▶ [PROBLEM DETAILS]
Write out again the items starting with the line that contains "Patent image size: (1097, 941)." and going on through the line that contains "The fastening surface 130 is at (822, 402).", swapping "perspective view" for "isometric view" and changing nothing else.

Dataset items:
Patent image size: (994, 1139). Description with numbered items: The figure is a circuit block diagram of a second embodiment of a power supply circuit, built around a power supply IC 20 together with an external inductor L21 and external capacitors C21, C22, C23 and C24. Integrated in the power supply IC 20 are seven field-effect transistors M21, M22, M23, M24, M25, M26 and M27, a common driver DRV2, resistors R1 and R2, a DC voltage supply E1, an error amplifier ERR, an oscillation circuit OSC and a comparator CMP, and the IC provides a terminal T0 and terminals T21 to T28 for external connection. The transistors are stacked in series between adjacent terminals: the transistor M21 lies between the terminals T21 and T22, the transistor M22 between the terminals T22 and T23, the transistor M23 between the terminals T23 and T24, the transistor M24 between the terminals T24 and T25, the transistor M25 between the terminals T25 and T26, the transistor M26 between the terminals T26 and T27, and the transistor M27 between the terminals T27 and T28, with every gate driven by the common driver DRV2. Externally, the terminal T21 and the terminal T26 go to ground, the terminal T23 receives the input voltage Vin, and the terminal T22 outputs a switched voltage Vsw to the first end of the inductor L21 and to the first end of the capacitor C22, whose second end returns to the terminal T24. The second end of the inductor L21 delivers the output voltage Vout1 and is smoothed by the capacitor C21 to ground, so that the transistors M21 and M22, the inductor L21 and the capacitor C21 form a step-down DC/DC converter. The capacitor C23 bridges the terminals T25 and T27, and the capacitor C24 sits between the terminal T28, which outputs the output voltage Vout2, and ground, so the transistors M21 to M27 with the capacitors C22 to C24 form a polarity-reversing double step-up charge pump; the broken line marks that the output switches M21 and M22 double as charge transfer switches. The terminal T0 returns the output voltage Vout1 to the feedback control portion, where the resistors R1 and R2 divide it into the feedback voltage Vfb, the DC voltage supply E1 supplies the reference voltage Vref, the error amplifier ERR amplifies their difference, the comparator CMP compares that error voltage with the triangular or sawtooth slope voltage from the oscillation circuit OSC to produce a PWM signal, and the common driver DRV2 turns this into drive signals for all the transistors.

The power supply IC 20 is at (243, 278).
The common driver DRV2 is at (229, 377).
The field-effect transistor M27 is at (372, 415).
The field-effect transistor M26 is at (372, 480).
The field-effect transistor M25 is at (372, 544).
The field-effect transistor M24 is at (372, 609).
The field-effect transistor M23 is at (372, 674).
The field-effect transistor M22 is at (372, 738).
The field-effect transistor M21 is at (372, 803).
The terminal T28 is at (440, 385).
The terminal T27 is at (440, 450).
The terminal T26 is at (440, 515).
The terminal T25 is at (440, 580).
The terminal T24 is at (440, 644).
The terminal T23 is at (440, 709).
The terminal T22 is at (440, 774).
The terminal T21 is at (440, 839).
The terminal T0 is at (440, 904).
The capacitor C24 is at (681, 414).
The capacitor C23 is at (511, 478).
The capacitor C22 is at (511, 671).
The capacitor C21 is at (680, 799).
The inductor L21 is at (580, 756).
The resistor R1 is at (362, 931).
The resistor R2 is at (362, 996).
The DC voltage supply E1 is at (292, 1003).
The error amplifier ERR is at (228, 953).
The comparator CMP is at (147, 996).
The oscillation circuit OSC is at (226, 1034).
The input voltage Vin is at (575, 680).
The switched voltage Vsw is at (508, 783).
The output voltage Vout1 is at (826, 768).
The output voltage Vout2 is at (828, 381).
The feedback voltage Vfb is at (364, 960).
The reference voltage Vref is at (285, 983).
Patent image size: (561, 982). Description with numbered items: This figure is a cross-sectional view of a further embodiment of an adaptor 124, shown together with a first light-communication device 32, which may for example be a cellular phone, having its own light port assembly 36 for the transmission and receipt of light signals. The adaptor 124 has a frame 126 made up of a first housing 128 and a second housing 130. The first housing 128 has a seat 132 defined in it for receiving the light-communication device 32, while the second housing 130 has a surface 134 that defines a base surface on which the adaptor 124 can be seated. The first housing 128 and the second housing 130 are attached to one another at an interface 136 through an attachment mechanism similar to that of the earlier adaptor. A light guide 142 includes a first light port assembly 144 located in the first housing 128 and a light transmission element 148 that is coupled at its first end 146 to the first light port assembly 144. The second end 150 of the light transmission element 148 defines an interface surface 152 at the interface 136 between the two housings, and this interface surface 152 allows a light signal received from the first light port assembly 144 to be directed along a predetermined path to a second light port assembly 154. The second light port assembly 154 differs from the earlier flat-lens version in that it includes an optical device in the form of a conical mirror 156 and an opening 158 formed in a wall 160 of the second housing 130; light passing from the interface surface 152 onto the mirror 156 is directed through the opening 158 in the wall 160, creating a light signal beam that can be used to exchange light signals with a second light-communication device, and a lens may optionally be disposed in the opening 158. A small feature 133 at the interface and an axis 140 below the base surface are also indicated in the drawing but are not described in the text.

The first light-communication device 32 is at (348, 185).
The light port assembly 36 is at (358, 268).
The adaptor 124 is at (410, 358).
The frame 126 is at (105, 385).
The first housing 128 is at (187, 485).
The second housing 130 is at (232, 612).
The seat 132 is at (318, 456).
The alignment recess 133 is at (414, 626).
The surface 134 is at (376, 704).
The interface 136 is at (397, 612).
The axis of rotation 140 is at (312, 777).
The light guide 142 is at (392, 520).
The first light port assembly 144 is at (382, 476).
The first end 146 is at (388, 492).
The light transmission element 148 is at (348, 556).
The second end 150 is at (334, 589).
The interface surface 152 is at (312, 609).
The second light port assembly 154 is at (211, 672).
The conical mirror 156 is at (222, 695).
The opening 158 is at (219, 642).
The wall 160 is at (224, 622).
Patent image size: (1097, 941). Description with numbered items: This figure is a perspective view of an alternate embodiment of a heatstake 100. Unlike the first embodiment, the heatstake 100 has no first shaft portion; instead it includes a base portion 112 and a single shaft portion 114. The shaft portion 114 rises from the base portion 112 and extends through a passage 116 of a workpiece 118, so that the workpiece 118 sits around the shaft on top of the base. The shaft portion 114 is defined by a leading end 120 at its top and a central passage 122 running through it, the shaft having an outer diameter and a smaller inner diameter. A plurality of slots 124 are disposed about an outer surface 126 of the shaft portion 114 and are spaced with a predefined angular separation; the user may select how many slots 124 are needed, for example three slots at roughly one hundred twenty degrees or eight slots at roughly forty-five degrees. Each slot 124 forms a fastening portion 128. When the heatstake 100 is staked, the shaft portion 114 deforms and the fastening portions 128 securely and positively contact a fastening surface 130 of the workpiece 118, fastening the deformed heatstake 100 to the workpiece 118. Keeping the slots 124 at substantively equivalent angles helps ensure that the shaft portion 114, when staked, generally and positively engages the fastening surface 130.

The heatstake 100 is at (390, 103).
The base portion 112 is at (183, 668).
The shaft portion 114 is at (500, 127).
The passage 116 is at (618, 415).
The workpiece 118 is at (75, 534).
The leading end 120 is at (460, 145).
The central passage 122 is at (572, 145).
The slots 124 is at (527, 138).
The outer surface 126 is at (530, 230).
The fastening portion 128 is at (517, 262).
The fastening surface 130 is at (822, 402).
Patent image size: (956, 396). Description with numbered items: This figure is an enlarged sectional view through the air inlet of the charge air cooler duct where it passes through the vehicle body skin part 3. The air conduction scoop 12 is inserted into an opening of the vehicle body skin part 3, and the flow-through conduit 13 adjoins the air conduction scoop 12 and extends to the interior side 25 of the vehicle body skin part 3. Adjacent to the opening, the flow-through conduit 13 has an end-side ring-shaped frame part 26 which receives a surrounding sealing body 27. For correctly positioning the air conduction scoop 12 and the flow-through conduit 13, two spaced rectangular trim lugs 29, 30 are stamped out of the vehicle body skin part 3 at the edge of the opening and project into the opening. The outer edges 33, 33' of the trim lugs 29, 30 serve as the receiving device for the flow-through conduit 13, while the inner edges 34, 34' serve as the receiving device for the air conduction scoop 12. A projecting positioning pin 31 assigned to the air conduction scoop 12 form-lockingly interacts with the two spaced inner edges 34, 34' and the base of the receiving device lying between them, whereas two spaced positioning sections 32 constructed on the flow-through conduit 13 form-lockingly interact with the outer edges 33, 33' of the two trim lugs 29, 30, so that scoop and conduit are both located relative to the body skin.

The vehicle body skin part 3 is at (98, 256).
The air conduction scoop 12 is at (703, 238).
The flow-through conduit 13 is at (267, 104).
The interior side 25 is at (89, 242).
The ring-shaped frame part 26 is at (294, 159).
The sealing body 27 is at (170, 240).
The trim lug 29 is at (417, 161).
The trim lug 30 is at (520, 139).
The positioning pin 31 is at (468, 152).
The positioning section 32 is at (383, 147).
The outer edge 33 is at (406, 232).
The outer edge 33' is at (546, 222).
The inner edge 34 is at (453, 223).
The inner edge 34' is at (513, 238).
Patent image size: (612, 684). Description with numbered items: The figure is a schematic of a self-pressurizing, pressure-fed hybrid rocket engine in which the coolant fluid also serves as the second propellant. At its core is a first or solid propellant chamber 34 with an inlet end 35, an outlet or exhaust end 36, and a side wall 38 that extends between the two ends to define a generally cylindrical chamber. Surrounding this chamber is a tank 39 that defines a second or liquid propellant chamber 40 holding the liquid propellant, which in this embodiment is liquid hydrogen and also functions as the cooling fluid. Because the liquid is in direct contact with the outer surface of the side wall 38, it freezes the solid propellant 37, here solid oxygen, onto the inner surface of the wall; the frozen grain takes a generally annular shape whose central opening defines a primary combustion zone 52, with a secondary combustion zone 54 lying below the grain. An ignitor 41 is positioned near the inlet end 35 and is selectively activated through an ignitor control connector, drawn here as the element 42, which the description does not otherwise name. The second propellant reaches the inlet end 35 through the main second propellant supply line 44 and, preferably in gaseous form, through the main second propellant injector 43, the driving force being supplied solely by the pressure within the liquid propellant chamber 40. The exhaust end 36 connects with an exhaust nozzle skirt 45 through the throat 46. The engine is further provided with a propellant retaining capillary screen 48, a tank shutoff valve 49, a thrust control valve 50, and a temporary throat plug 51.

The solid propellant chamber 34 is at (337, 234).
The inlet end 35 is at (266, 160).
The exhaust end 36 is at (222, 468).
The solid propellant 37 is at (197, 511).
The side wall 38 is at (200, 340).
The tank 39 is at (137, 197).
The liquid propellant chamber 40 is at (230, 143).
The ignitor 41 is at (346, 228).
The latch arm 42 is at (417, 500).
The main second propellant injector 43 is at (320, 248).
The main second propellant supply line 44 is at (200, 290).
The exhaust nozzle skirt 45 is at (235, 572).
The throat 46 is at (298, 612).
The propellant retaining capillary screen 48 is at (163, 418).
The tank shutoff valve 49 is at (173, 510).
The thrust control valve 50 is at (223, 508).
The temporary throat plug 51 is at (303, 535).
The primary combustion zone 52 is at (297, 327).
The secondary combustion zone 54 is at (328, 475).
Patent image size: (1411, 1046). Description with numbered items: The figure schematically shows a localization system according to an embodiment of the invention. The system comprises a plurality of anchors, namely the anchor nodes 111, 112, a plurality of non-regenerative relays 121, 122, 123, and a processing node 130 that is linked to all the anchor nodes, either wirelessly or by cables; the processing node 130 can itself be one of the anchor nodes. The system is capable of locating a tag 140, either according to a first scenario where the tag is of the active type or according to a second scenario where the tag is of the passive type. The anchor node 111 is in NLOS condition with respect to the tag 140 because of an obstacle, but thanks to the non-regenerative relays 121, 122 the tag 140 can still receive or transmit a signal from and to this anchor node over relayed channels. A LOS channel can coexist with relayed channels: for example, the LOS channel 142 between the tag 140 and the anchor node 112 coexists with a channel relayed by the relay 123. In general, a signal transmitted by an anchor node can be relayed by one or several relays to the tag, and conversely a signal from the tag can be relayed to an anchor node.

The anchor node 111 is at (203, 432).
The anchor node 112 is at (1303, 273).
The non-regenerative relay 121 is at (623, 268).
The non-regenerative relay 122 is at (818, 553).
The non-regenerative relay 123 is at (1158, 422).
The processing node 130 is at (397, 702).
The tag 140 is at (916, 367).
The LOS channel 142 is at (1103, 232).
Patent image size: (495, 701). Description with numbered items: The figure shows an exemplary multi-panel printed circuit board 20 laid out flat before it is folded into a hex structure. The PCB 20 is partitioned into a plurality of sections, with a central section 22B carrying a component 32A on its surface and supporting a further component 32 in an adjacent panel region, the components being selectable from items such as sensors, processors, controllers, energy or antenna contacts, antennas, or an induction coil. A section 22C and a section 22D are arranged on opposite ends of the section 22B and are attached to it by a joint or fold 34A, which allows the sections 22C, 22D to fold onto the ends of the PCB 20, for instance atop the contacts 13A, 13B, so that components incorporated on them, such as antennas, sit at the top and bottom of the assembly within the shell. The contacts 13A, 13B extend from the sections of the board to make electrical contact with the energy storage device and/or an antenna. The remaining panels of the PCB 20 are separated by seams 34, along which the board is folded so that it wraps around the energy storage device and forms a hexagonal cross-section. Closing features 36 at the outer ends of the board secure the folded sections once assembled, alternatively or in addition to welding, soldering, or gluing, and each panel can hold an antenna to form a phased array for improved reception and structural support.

▶ [ANSWER TO THIS EXERCISE]
Patent image size: (1097, 941). Description with numbered items: This figure is a isometric view of an alternate embodiment of a heatstake 100. Unlike the first embodiment, the heatstake 100 has no first shaft portion; instead it includes a base portion 112 and a single shaft portion 114. The shaft portion 114 rises from the base portion 112 and extends through a passage 116 of a workpiece 118, so that the workpiece 118 sits around the shaft on top of the base. The shaft portion 114 is defined by a leading end 120 at its top and a central passage 122 running through it, the shaft having an outer diameter and a smaller inner diameter. A plurality of slots 124 are disposed about an outer surface 126 of the shaft portion 114 and are spaced with a predefined angular separation; the user may select how many slots 124 are needed, for example three slots at roughly one hundred twenty degrees or eight slots at roughly forty-five degrees. Each slot 124 forms a fastening portion 128. When the heatstake 100 is staked, the shaft portion 114 deforms and the fastening portions 128 securely and positively contact a fastening surface 130 of the workpiece 118, fastening the deformed heatstake 100 to the workpiece 118. Keeping the slots 124 at substantively equivalent angles helps ensure that the shaft portion 114, when staked, generally and positively engages the fastening surface 130.

The heatstake 100 is at (390, 103).
The base portion 112 is at (183, 668).
The shaft portion 114 is at (500, 127).
The passage 116 is at (618, 415).
The workpiece 118 is at (75, 534).
The leading end 120 is at (460, 145).
The central passage 122 is at (572, 145).
The slots 124 is at (527, 138).
The outer surface 126 is at (530, 230).
The fastening portion 128 is at (517, 262).
The fastening surface 130 is at (822, 402).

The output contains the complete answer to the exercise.